──────── Data rows ────────

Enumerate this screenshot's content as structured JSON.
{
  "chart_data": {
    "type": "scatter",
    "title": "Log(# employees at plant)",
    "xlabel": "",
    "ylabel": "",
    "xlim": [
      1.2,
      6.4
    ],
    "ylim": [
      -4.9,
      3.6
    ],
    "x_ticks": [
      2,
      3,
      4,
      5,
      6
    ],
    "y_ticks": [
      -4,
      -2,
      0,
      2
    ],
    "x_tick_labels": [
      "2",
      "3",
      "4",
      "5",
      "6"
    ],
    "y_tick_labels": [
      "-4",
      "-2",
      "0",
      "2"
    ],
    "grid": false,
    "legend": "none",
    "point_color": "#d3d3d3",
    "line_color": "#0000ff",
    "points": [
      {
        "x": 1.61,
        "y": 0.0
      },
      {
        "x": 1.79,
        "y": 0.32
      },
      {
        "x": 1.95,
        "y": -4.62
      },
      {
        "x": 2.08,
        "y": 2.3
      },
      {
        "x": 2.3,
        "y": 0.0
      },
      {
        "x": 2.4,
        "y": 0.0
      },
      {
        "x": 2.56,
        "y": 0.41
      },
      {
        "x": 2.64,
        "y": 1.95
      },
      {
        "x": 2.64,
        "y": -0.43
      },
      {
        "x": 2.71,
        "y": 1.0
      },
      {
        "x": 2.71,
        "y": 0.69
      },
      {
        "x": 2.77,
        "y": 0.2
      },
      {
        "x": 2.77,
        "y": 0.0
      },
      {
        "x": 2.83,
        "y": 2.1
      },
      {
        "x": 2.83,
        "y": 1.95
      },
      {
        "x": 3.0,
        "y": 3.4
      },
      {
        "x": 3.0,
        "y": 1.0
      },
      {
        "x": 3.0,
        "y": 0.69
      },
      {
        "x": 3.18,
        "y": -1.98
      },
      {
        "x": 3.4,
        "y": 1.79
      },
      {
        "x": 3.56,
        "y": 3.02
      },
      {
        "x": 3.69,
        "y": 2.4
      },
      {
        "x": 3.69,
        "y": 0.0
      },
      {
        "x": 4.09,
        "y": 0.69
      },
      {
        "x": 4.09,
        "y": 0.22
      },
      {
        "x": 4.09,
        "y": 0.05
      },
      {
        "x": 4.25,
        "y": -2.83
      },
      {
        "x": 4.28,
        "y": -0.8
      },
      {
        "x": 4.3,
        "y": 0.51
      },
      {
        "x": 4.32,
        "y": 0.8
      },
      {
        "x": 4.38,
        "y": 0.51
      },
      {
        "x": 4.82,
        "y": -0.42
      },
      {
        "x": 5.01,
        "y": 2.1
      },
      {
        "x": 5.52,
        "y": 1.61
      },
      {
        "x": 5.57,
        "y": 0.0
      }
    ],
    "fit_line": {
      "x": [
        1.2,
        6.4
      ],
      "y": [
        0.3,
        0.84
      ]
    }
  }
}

────────

Can you reproduce all the material exactly?

### Result
Enumerate this screenshot's content as structured JSON.
{
  "chart_data": {
    "type": "scatter",
    "title": "Log(# employees at plant)",
    "xlabel": "",
    "ylabel": "",
    "xlim": [
      1.2,
      6.4
    ],
    "ylim": [
      -4.9,
      3.6
    ],
    "x_ticks": [
      2,
      3,
      4,
      5,
      6
    ],
    "y_ticks": [
      -4,
      -2,
      0,
      2
    ],
    "x_tick_labels": [
      "2",
      "3",
      "4",
      "5",
      "6"
    ],
    "y_tick_labels": [
      "-4",
      "-2",
      "0",
      "2"
    ],
    "grid": false,
    "legend": "none",
    "point_color": "#d3d3d3",
    "line_color": "#0000ff",
    "points": [
      {
        "x": 1.61,
        "y": 0.0
      },
      {
        "x": 1.79,
        "y": 0.32
      },
      {
        "x": 1.95,
        "y": -4.62
      },
      {
        "x": 2.08,
        "y": 2.3
      },
      {
        "x": 2.3,
        "y": 0.0
      },
      {
        "x": 2.4,
        "y": 0.0
      },
      {
        "x": 2.56,
        "y": 0.41
      },
      {
        "x": 2.64,
        "y": 1.95
      },
      {
        "x": 2.64,
        "y": -0.43
      },
      {
        "x": 2.71,
        "y": 1.0
      },
      {
        "x": 2.71,
        "y": 0.69
      },
      {
        "x": 2.77,
        "y": 0.2
      },
      {
        "x": 2.77,
        "y": 0.0
      },
      {
        "x": 2.83,
        "y": 2.1
      },
      {
        "x": 2.83,
        "y": 1.95
      },
      {
        "x": 3.0,
        "y": 3.4
      },
      {
        "x": 3.0,
        "y": 1.0
      },
      {
        "x": 3.0,
        "y": 0.69
      },
      {
        "x": 3.18,
        "y": -1.98
      },
      {
        "x": 3.4,
        "y": 1.79
      },
      {
        "x": 3.56,
        "y": 3.02
      },
      {
        "x": 3.69,
        "y": 2.4
      },
      {
        "x": 3.69,
        "y": 0.0
      },
      {
        "x": 4.09,
        "y": 0.69
      },
      {
        "x": 4.09,
        "y": 0.22
      },
      {
        "x": 4.09,
        "y": 0.05
      },
      {
        "x": 4.25,
        "y": -2.83
      },
      {
        "x": 4.28,
        "y": -0.8
      },
      {
        "x": 4.3,
        "y": 0.51
      },
      {
        "x": 4.32,
        "y": 0.8
      },
      {
        "x": 4.38,
        "y": 0.51
      },
      {
        "x": 4.82,
        "y": -0.42
      },
      {
        "x": 5.01,
        "y": 2.1
      },
      {
        "x": 5.52,
        "y": 1.61
      },
      {
        "x": 5.57,
        "y": 0.0
      }
    ],
    "fit_line": {
      "x": [
        1.2,
        6.4
      ],
      "y": [
        0.3,
        0.84
      ]
    }
  }
}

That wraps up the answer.